WHAT IS EXPECTED -> Exactly reproduce each line of the listing that follows.
————————
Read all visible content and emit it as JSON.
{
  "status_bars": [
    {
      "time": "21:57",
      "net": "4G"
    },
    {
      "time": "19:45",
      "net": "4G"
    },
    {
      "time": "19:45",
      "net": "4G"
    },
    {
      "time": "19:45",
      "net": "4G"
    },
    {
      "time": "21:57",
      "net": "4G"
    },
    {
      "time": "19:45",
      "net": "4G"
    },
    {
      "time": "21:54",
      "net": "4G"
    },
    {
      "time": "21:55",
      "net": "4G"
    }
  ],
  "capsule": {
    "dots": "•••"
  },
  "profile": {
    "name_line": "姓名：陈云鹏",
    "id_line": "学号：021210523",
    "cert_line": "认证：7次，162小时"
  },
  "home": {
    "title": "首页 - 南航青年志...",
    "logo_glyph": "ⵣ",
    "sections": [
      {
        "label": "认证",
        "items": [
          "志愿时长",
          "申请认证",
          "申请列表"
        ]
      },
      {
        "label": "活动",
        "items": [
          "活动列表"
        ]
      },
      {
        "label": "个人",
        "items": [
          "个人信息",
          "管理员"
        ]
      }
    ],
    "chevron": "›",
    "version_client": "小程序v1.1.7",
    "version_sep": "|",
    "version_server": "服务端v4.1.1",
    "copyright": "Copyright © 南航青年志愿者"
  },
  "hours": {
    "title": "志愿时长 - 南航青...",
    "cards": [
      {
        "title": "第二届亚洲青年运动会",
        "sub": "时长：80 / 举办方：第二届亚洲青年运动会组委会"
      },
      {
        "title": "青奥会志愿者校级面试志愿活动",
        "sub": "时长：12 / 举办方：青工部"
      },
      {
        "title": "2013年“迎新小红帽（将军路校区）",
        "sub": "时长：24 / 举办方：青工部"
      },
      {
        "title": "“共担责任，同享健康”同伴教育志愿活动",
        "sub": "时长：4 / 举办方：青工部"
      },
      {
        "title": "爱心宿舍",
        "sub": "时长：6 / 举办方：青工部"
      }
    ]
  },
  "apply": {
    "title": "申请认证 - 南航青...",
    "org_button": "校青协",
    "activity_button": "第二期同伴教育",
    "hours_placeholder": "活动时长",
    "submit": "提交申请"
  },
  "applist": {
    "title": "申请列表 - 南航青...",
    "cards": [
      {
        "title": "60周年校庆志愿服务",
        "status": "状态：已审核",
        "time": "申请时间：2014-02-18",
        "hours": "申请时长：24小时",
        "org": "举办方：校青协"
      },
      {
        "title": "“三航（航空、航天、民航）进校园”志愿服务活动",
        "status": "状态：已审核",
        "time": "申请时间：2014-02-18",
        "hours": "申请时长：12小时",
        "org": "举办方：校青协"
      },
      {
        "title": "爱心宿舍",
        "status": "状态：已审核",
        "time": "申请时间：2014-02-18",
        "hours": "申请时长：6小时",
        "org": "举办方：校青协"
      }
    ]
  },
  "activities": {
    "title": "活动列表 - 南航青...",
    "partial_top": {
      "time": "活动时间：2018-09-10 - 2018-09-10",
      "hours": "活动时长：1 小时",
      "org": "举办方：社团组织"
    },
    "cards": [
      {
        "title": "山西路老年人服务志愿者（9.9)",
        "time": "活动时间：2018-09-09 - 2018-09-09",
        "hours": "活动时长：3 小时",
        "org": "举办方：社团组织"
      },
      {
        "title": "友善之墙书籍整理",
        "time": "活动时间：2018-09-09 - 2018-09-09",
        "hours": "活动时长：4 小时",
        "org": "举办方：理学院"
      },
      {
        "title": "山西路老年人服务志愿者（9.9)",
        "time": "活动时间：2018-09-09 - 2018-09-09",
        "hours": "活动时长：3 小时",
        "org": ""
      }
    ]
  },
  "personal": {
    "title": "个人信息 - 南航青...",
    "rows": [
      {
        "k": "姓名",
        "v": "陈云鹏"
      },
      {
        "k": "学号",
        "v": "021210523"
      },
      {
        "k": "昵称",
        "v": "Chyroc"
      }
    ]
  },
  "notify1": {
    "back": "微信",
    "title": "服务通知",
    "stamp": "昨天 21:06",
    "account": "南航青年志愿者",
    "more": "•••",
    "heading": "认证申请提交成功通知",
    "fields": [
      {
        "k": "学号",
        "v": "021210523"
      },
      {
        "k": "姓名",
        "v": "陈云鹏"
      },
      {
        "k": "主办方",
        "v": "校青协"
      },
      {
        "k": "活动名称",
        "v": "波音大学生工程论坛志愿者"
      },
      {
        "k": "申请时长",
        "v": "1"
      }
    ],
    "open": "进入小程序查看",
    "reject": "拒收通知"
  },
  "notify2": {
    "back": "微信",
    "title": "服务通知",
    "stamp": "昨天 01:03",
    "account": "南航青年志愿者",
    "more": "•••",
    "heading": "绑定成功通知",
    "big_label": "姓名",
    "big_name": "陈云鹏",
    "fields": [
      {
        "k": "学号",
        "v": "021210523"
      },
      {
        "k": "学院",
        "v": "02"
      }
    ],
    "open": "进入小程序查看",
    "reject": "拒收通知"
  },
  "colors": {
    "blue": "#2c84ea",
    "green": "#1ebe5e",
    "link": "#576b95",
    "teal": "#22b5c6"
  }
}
————————
THE REPLY ->
Read all visible content and emit it as JSON.
{
  "status_bars": [
    {
      "time": "21:57",
      "net": "4G"
    },
    {
      "time": "19:45",
      "net": "4G"
    },
    {
      "time": "19:45",
      "net": "4G"
    },
    {
      "time": "19:45",
      "net": "4G"
    },
    {
      "time": "21:57",
      "net": "4G"
    },
    {
      "time": "19:45",
      "net": "4G"
    },
    {
      "time": "21:54",
      "net": "4G"
    },
    {
      "time": "21:55",
      "net": "4G"
    }
  ],
  "capsule": {
    "dots": "•••"
  },
  "profile": {
    "name_line": "姓名：陈云鹏",
    "id_line": "学号：021210523",
    "cert_line": "认证：7次，162小时"
  },
  "home": {
    "title": "首页 - 南航青年志...",
    "logo_glyph": "ⵣ",
    "sections": [
      {
        "label": "认证",
        "items": [
          "志愿时长",
          "申请认证",
          "申请列表"
        ]
      },
      {
        "label": "活动",
        "items": [
          "活动列表"
        ]
      },
      {
        "label": "个人",
        "items": [
          "个人信息",
          "管理员"
        ]
      }
    ],
    "chevron": "›",
    "version_client": "小程序v1.1.7",
    "version_sep": "|",
    "version_server": "服务端v4.1.1",
    "copyright": "Copyright © 南航青年志愿者"
  },
  "hours": {
    "title": "志愿时长 - 南航青...",
    "cards": [
      {
        "title": "第二届亚洲青年运动会",
        "sub": "时长：80 / 举办方：第二届亚洲青年运动会组委会"
      },
      {
        "title": "青奥会志愿者校级面试志愿活动",
        "sub": "时长：12 / 举办方：青工部"
      },
      {
        "title": "2013年“迎新小红帽（将军路校区）",
        "sub": "时长：24 / 举办方：青工部"
      },
      {
        "title": "“共担责任，同享健康”同伴教育志愿活动",
        "sub": "时长：4 / 举办方：青工部"
      },
      {
        "title": "爱心宿舍",
        "sub": "时长：6 / 举办方：青工部"
      }
    ]
  },
  "apply": {
    "title": "申请认证 - 南航青...",
    "org_button": "校青协",
    "activity_button": "第二期同伴教育",
    "hours_placeholder": "活动时长",
    "submit": "提交申请"
  },
  "applist": {
    "title": "申请列表 - 南航青...",
    "cards": [
      {
        "title": "60周年校庆志愿服务",
        "status": "状态：已审核",
        "time": "申请时间：2014-02-18",
        "hours": "申请时长：24小时",
        "org": "举办方：校青协"
      },
      {
        "title": "“三航（航空、航天、民航）进校园”志愿服务活动",
        "status": "状态：已审核",
        "time": "申请时间：2014-02-18",
        "hours": "申请时长：12小时",
        "org": "举办方：校青协"
      },
      {
        "title": "爱心宿舍",
        "status": "状态：已审核",
        "time": "申请时间：2014-02-18",
        "hours": "申请时长：6小时",
        "org": "举办方：校青协"
      }
    ]
  },
  "activities": {
    "title": "活动列表 - 南航青...",
    "partial_top": {
      "time": "活动时间：2018-09-10 - 2018-09-10",
      "hours": "活动时长：1 小时",
      "org": "举办方：社团组织"
    },
    "cards": [
      {
        "title": "山西路老年人服务志愿者（9.9)",
        "time": "活动时间：2018-09-09 - 2018-09-09",
        "hours": "活动时长：3 小时",
        "org": "举办方：社团组织"
      },
      {
        "title": "友善之墙书籍整理",
        "time": "活动时间：2018-09-09 - 2018-09-09",
        "hours": "活动时长：4 小时",
        "org": "举办方：理学院"
      },
      {
        "title": "山西路老年人服务志愿者（9.9)",
        "time": "活动时间：2018-09-09 - 2018-09-09",
        "hours": "活动时长：3 小时",
        "org": ""
      }
    ]
  },
  "personal": {
    "title": "个人信息 - 南航青...",
    "rows": [
      {
        "k": "姓名",
        "v": "陈云鹏"
      },
      {
        "k": "学号",
        "v": "021210523"
      },
      {
        "k": "昵称",
        "v": "Chyroc"
      }
    ]
  },
  "notify1": {
    "back": "微信",
    "title": "服务通知",
    "stamp": "昨天 21:06",
    "account": "南航青年志愿者",
    "more": "•••",
    "heading": "认证申请提交成功通知",
    "fields": [
      {
        "k": "学号",
        "v": "021210523"
      },
      {
        "k": "姓名",
        "v": "陈云鹏"
      },
      {
        "k": "主办方",
        "v": "校青协"
      },
      {
        "k": "活动名称",
        "v": "波音大学生工程论坛志愿者"
      },
      {
        "k": "申请时长",
        "v": "1"
      }
    ],
    "open": "进入小程序查看",
    "reject": "拒收通知"
  },
  "notify2": {
    "back": "微信",
    "title": "服务通知",
    "stamp": "昨天 01:03",
    "account": "南航青年志愿者",
    "more": "•••",
    "heading": "绑定成功通知",
    "big_label": "姓名",
    "big_name": "陈云鹏",
    "fields": [
      {
        "k": "学号",
        "v": "021210523"
      },
      {
        "k": "学院",
        "v": "02"
      }
    ],
    "open": "进入小程序查看",
    "reject": "拒收通知"
  },
  "colors": {
    "blue": "#2c84ea",
    "green": "#1ebe5e",
    "link": "#576b95",
    "teal": "#22b5c6"
  }
}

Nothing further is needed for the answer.